Search the listing for "Dissolved" and copy every line where it appears.

_ _ _

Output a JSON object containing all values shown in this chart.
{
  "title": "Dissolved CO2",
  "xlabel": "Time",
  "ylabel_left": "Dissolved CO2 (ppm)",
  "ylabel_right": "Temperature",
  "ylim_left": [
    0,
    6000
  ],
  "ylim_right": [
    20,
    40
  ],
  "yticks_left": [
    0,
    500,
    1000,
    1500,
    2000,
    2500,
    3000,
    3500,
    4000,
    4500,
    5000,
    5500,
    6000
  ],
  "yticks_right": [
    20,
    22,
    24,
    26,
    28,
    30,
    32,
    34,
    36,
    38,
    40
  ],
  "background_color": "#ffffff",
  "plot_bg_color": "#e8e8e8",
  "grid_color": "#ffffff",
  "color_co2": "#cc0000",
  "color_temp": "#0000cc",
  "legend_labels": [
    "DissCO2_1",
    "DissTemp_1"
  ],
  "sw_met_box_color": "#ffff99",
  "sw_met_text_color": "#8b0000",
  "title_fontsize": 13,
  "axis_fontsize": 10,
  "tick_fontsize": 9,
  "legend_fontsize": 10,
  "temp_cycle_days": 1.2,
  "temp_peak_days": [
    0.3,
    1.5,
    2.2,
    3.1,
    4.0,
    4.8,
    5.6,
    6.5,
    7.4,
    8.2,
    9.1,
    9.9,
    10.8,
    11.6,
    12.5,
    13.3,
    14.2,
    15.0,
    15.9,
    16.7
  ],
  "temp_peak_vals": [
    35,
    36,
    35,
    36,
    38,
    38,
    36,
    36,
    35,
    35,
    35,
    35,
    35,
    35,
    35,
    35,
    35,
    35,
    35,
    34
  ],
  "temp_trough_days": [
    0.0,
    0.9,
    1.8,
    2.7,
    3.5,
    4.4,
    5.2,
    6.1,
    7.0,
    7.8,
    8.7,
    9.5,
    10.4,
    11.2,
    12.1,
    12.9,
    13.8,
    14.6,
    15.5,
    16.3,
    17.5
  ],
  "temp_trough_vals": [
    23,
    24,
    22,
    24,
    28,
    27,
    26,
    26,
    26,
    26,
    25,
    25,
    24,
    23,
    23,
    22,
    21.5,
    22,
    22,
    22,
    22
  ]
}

_ _ _

(COMPLETE RESPONSE):
  "title": "Dissolved CO2",
  "ylabel_left": "Dissolved CO2 (ppm)",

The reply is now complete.